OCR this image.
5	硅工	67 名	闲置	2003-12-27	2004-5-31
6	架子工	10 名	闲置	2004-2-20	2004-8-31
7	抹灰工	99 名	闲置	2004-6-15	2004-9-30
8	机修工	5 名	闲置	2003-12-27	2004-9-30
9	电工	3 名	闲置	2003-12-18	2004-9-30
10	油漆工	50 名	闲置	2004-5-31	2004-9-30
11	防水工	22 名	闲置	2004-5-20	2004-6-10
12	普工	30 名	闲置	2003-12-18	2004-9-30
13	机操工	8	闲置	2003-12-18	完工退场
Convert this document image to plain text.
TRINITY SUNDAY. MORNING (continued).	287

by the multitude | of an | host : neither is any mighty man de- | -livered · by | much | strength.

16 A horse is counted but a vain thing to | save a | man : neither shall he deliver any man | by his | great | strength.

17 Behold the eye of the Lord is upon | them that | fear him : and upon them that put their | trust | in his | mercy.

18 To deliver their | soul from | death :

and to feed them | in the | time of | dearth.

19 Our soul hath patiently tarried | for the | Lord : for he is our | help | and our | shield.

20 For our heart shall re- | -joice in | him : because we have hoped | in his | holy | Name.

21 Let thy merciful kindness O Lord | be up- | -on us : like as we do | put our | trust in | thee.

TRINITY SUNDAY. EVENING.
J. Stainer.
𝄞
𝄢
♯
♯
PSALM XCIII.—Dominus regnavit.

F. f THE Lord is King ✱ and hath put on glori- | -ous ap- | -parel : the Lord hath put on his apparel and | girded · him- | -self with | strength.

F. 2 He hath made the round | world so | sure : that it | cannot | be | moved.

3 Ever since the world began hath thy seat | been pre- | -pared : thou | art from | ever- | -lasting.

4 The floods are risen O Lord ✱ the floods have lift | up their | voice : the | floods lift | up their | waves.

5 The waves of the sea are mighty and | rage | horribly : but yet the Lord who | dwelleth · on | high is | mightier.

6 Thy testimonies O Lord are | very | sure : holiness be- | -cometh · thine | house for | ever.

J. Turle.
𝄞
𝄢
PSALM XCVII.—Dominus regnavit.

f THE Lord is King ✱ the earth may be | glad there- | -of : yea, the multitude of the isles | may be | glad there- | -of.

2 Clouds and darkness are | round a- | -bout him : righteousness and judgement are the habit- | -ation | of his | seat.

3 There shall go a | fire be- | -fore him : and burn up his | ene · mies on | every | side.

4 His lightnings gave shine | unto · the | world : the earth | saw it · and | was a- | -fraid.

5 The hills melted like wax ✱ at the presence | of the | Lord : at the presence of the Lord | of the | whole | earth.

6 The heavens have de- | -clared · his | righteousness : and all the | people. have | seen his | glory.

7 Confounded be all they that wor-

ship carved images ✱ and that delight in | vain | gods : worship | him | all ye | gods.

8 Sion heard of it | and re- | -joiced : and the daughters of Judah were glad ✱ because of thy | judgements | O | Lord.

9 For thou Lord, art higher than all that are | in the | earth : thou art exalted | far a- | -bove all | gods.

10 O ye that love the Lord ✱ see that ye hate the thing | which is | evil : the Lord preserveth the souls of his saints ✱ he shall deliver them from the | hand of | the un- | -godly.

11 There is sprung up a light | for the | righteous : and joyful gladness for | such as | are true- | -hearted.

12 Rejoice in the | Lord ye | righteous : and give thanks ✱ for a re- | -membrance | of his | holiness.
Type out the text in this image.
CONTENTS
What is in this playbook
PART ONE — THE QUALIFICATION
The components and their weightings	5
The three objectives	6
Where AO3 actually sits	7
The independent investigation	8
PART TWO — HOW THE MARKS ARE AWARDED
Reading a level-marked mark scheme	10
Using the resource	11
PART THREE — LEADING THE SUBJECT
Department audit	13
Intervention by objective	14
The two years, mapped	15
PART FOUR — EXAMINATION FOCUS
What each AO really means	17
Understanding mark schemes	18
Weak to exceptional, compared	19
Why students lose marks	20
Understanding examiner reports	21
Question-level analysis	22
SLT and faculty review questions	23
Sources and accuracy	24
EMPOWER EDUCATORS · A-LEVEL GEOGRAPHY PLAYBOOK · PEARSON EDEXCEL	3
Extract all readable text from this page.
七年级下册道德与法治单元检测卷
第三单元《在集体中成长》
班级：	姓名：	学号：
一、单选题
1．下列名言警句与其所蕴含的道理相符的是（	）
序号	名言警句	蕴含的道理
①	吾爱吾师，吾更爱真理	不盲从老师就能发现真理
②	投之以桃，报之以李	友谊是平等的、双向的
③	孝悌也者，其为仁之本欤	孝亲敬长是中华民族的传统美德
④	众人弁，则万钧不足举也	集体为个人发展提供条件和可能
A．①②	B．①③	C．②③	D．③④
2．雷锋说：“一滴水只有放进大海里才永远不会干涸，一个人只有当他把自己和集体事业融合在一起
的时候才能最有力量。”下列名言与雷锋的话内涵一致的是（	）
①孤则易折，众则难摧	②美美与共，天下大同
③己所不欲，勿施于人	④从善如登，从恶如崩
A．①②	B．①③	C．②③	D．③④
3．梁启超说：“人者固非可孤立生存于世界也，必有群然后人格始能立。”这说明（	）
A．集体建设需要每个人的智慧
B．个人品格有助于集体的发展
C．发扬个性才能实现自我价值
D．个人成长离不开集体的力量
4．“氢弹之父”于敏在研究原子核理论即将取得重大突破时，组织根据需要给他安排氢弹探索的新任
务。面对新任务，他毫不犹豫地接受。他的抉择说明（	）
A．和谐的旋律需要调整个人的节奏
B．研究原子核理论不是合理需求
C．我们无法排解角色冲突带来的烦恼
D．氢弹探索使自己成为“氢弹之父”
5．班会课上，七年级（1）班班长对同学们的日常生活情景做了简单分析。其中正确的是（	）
◆ ◆ ◆
* EXERCISE INSTRUCTIONS
Every entry above needs to be quoted exactly.

* SOLVED EXERCISE
OCR this image.
5	硅工	67 名	闲置	2003-12-27	2004-5-31
6	架子工	10 名	闲置	2004-2-20	2004-8-31
7	抹灰工	99 名	闲置	2004-6-15	2004-9-30
8	机修工	5 名	闲置	2003-12-27	2004-9-30
9	电工	3 名	闲置	2003-12-18	2004-9-30
10	油漆工	50 名	闲置	2004-5-31	2004-9-30
11	防水工	22 名	闲置	2004-5-20	2004-6-10
12	普工	30 名	闲置	2003-12-18	2004-9-30
13	机操工	8	闲置	2003-12-18	完工退场
Convert this document image to plain text.
TRINITY SUNDAY. MORNING (continued).	287

by the multitude | of an | host : neither is any mighty man de- | -livered · by | much | strength.

16 A horse is counted but a vain thing to | save a | man : neither shall he deliver any man | by his | great | strength.

17 Behold the eye of the Lord is upon | them that | fear him : and upon them that put their | trust | in his | mercy.

18 To deliver their | soul from | death :

and to feed them | in the | time of | dearth.

19 Our soul hath patiently tarried | for the | Lord : for he is our | help | and our | shield.

20 For our heart shall re- | -joice in | him : because we have hoped | in his | holy | Name.

21 Let thy merciful kindness O Lord | be up- | -on us : like as we do | put our | trust in | thee.

TRINITY SUNDAY. EVENING.
J. Stainer.
𝄞
𝄢
♯
♯
PSALM XCIII.—Dominus regnavit.

F. f THE Lord is King ✱ and hath put on glori- | -ous ap- | -parel : the Lord hath put on his apparel and | girded · him- | -self with | strength.

F. 2 He hath made the round | world so | sure : that it | cannot | be | moved.

3 Ever since the world began hath thy seat | been pre- | -pared : thou | art from | ever- | -lasting.

4 The floods are risen O Lord ✱ the floods have lift | up their | voice : the | floods lift | up their | waves.

5 The waves of the sea are mighty and | rage | horribly : but yet the Lord who | dwelleth · on | high is | mightier.

6 Thy testimonies O Lord are | very | sure : holiness be- | -cometh · thine | house for | ever.

J. Turle.
𝄞
𝄢
PSALM XCVII.—Dominus regnavit.

f THE Lord is King ✱ the earth may be | glad there- | -of : yea, the multitude of the isles | may be | glad there- | -of.

2 Clouds and darkness are | round a- | -bout him : righteousness and judgement are the habit- | -ation | of his | seat.

3 There shall go a | fire be- | -fore him : and burn up his | ene · mies on | every | side.

4 His lightnings gave shine | unto · the | world : the earth | saw it · and | was a- | -fraid.

5 The hills melted like wax ✱ at the presence | of the | Lord : at the presence of the Lord | of the | whole | earth.

6 The heavens have de- | -clared · his | righteousness : and all the | people. have | seen his | glory.

7 Confounded be all they that wor-

ship carved images ✱ and that delight in | vain | gods : worship | him | all ye | gods.

8 Sion heard of it | and re- | -joiced : and the daughters of Judah were glad ✱ because of thy | judgements | O | Lord.

9 For thou Lord, art higher than all that are | in the | earth : thou art exalted | far a- | -bove all | gods.

10 O ye that love the Lord ✱ see that ye hate the thing | which is | evil : the Lord preserveth the souls of his saints ✱ he shall deliver them from the | hand of | the un- | -godly.

11 There is sprung up a light | for the | righteous : and joyful gladness for | such as | are true- | -hearted.

12 Rejoice in the | Lord ye | righteous : and give thanks ✱ for a re- | -membrance | of his | holiness.
Type out the text in this image.
CONTENTS
What is in this playbook
PART ONE — THE QUALIFICATION
The components and their weightings	5
The three objectives	6
Where AO3 actually sits	7
The independent investigation	8
PART TWO — HOW THE MARKS ARE AWARDED
Reading a level-marked mark scheme	10
Using the resource	11
PART THREE — LEADING THE SUBJECT
Department audit	13
Intervention by objective	14
The two years, mapped	15
PART FOUR — EXAMINATION FOCUS
What each AO really means	17
Understanding mark schemes	18
Weak to exceptional, compared	19
Why students lose marks	20
Understanding examiner reports	21
Question-level analysis	22
SLT and faculty review questions	23
Sources and accuracy	24
EMPOWER EDUCATORS · A-LEVEL GEOGRAPHY PLAYBOOK · PEARSON EDEXCEL	3
Extract all readable text from this page.
七年级下册道德与法治单元检测卷
第三单元《在集体中成长》
班级：	姓名：	学号：
一、单选题
1．下列名言警句与其所蕴含的道理相符的是（	）
序号	名言警句	蕴含的道理
①	吾爱吾师，吾更爱真理	不盲从老师就能发现真理
②	投之以桃，报之以李	友谊是平等的、双向的
③	孝悌也者，其为仁之本欤	孝亲敬长是中华民族的传统美德
④	众人弁，则万钧不足举也	集体为个人发展提供条件和可能
A．①②	B．①③	C．②③	D．③④
2．雷锋说：“一滴水只有放进大海里才永远不会干涸，一个人只有当他把自己和集体事业融合在一起
的时候才能最有力量。”下列名言与雷锋的话内涵一致的是（	）
①孤则易折，众则难摧	②美美与共，天下大同
③己所不欲，勿施于人	④从善如登，从恶如崩
A．①②	B．①③	C．②③	D．③④
3．梁启超说：“人者固非可孤立生存于世界也，必有群然后人格始能立。”这说明（	）
A．集体建设需要每个人的智慧
B．个人品格有助于集体的发展
C．发扬个性才能实现自我价值
D．个人成长离不开集体的力量
4．“氢弹之父”于敏在研究原子核理论即将取得重大突破时，组织根据需要给他安排氢弹探索的新任
务。面对新任务，他毫不犹豫地接受。他的抉择说明（	）
A．和谐的旋律需要调整个人的节奏
B．研究原子核理论不是合理需求
C．我们无法排解角色冲突带来的烦恼
D．氢弹探索使自己成为“氢弹之父”
5．班会课上，七年级（1）班班长对同学们的日常生活情景做了简单分析。其中正确的是（	）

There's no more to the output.